» **Aim**: Search the data for the word "Choose" and copy every line that contains it.

(A run of records)

+===+

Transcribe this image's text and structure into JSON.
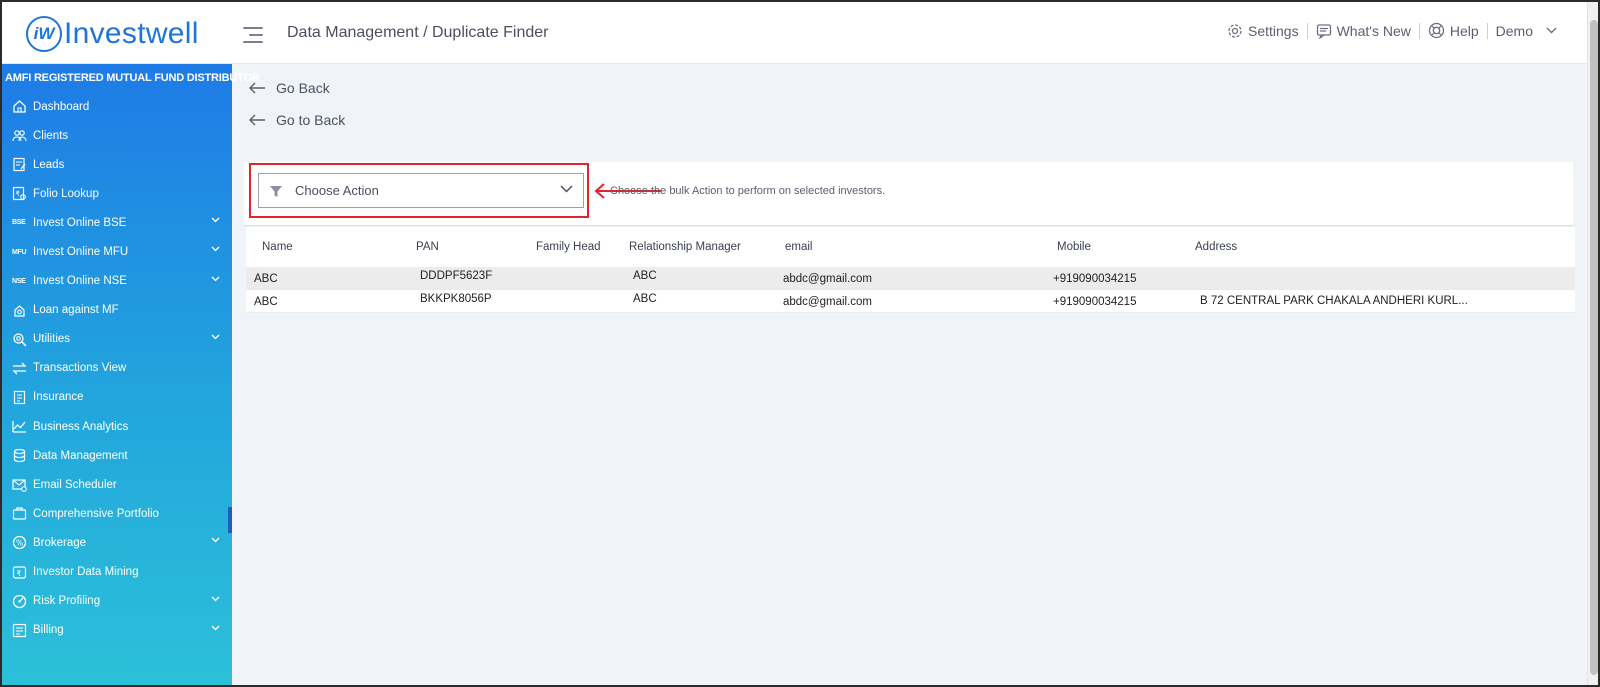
{
  "brand": {
    "logo_mark": "iW",
    "logo_text": "Investwell"
  },
  "header": {
    "breadcrumb": "Data Management / Duplicate Finder",
    "settings": "Settings",
    "whats_new": "What's New",
    "help": "Help",
    "user": "Demo"
  },
  "sidebar": {
    "registration": "AMFI REGISTERED MUTUAL FUND DISTRIBUTOR",
    "items": [
      {
        "label": "Dashboard",
        "icon": "home-icon",
        "expandable": false
      },
      {
        "label": "Clients",
        "icon": "clients-icon",
        "expandable": false
      },
      {
        "label": "Leads",
        "icon": "leads-icon",
        "expandable": false
      },
      {
        "label": "Folio Lookup",
        "icon": "folio-icon",
        "expandable": false
      },
      {
        "label": "Invest Online BSE",
        "badge": "BSE",
        "expandable": true
      },
      {
        "label": "Invest Online MFU",
        "badge": "MFU",
        "expandable": true
      },
      {
        "label": "Invest Online NSE",
        "badge": "NSE",
        "expandable": true
      },
      {
        "label": "Loan against MF",
        "icon": "loan-icon",
        "expandable": false
      },
      {
        "label": "Utilities",
        "icon": "utilities-icon",
        "expandable": true
      },
      {
        "label": "Transactions View",
        "icon": "transactions-icon",
        "expandable": false
      },
      {
        "label": "Insurance",
        "icon": "insurance-icon",
        "expandable": false
      },
      {
        "label": "Business Analytics",
        "icon": "analytics-icon",
        "expandable": false
      },
      {
        "label": "Data Management",
        "icon": "data-icon",
        "expandable": false
      },
      {
        "label": "Email Scheduler",
        "icon": "email-icon",
        "expandable": false
      },
      {
        "label": "Comprehensive Portfolio",
        "icon": "portfolio-icon",
        "expandable": false
      },
      {
        "label": "Brokerage",
        "icon": "brokerage-icon",
        "expandable": true
      },
      {
        "label": "Investor Data Mining",
        "icon": "mining-icon",
        "expandable": false
      },
      {
        "label": "Risk Profiling",
        "icon": "risk-icon",
        "expandable": true
      },
      {
        "label": "Billing",
        "icon": "billing-icon",
        "expandable": true
      }
    ]
  },
  "content": {
    "go_back": "Go Back",
    "go_to_back": "Go to Back",
    "action_placeholder": "Choose Action",
    "hint": "Choose the bulk Action to perform on selected investors.",
    "columns": [
      "Name",
      "PAN",
      "Family Head",
      "Relationship Manager",
      "email",
      "Mobile",
      "Address"
    ],
    "rows": [
      {
        "name": "ABC",
        "pan": "DDDPF5623F",
        "family_head": "",
        "rm": "ABC",
        "email": "abdc@gmail.com",
        "mobile": "+919090034215",
        "address": ""
      },
      {
        "name": "ABC",
        "pan": "BKKPK8056P",
        "family_head": "",
        "rm": "ABC",
        "email": "abdc@gmail.com",
        "mobile": "+919090034215",
        "address": "B 72 CENTRAL PARK CHAKALA ANDHERI KURL..."
      }
    ]
  },
  "colors": {
    "brand_blue": "#1f74d8",
    "highlight_red": "#e0242a",
    "sidebar_top": "#1e7be6",
    "sidebar_bottom": "#2cc0d9"
  }
}
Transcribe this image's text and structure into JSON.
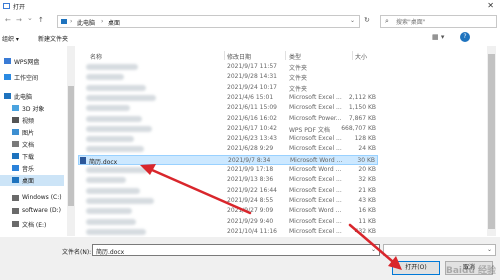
{
  "window": {
    "title": "打开",
    "close_glyph": "✕"
  },
  "nav": {
    "back": "←",
    "forward": "→",
    "up_caret": "⌄",
    "up": "↑",
    "breadcrumb": [
      "此电脑",
      "桌面"
    ],
    "breadcrumb_sep": "›",
    "refresh": "↻",
    "search_placeholder": "搜索\"桌面\""
  },
  "toolbar": {
    "organize": "组织 ▾",
    "new_folder": "新建文件夹",
    "view": "▦ ▾",
    "help": "?"
  },
  "sidebar": {
    "items": [
      {
        "label": "WPS网盘",
        "icon": "cloud-icon",
        "color": "#3a7bd5"
      },
      {
        "label": "工作空间",
        "icon": "workspace-icon",
        "color": "#2b8ae2"
      },
      {
        "label": "此电脑",
        "icon": "computer-icon",
        "color": "#1e73be"
      },
      {
        "label": "3D 对象",
        "icon": "cube-icon",
        "color": "#4aa3df"
      },
      {
        "label": "视频",
        "icon": "video-icon",
        "color": "#555555"
      },
      {
        "label": "图片",
        "icon": "picture-icon",
        "color": "#3d8fd1"
      },
      {
        "label": "文档",
        "icon": "document-icon",
        "color": "#7a7a7a"
      },
      {
        "label": "下载",
        "icon": "download-icon",
        "color": "#1e73be"
      },
      {
        "label": "音乐",
        "icon": "music-icon",
        "color": "#2a82da"
      },
      {
        "label": "桌面",
        "icon": "desktop-icon",
        "color": "#1e73be",
        "selected": true
      },
      {
        "label": "Windows (C:)",
        "icon": "drive-icon",
        "color": "#6a6a6a"
      },
      {
        "label": "software (D:)",
        "icon": "drive-icon",
        "color": "#6a6a6a"
      },
      {
        "label": "文档 (E:)",
        "icon": "drive-icon",
        "color": "#6a6a6a"
      }
    ]
  },
  "files": {
    "columns": [
      "名称",
      "修改日期",
      "类型",
      "大小"
    ],
    "rows": [
      {
        "name": "",
        "date": "2021/9/17 11:57",
        "type": "文件夹",
        "size": ""
      },
      {
        "name": "",
        "date": "2021/9/28 14:31",
        "type": "文件夹",
        "size": ""
      },
      {
        "name": "",
        "date": "2021/9/24 10:17",
        "type": "文件夹",
        "size": ""
      },
      {
        "name": "",
        "date": "2021/4/6 15:01",
        "type": "Microsoft Excel ...",
        "size": "2,112 KB"
      },
      {
        "name": "",
        "date": "2021/6/11 15:09",
        "type": "Microsoft Excel ...",
        "size": "1,150 KB"
      },
      {
        "name": "",
        "date": "2021/6/16 16:02",
        "type": "Microsoft Power...",
        "size": "7,867 KB"
      },
      {
        "name": "",
        "date": "2021/6/17 10:42",
        "type": "WPS PDF 文档",
        "size": "668,707 KB"
      },
      {
        "name": "",
        "date": "2021/6/23 13:43",
        "type": "Microsoft Excel ...",
        "size": "128 KB"
      },
      {
        "name": "",
        "date": "2021/6/28 9:29",
        "type": "Microsoft Excel ...",
        "size": "24 KB"
      },
      {
        "name": "简历.docx",
        "date": "2021/9/7 8:34",
        "type": "Microsoft Word ...",
        "size": "30 KB",
        "selected": true
      },
      {
        "name": "",
        "date": "2021/9/9 17:18",
        "type": "Microsoft Word ...",
        "size": "20 KB"
      },
      {
        "name": "",
        "date": "2021/9/13 8:36",
        "type": "Microsoft Excel ...",
        "size": "32 KB"
      },
      {
        "name": "",
        "date": "2021/9/22 16:44",
        "type": "Microsoft Excel ...",
        "size": "21 KB"
      },
      {
        "name": "",
        "date": "2021/9/24 8:55",
        "type": "Microsoft Excel ...",
        "size": "43 KB"
      },
      {
        "name": "",
        "date": "2021/9/27 9:09",
        "type": "Microsoft Word ...",
        "size": "16 KB"
      },
      {
        "name": "",
        "date": "2021/9/29 9:40",
        "type": "Microsoft Excel ...",
        "size": "11 KB"
      },
      {
        "name": "",
        "date": "2021/10/4 11:16",
        "type": "Microsoft Excel ...",
        "size": "432 KB"
      }
    ]
  },
  "bottom": {
    "filename_label": "文件名(N):",
    "filename_value": "简历.docx",
    "dropdown": "⌄",
    "open_label": "打开(O)",
    "cancel_label": "取消"
  },
  "annotation_color": "#d9262c",
  "watermark": "Baidu 经验"
}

+===+

» **Written response**:
    "action_placeholder": "Choose Action",
    "hint": "Choose the bulk Action to perform on selected investors.",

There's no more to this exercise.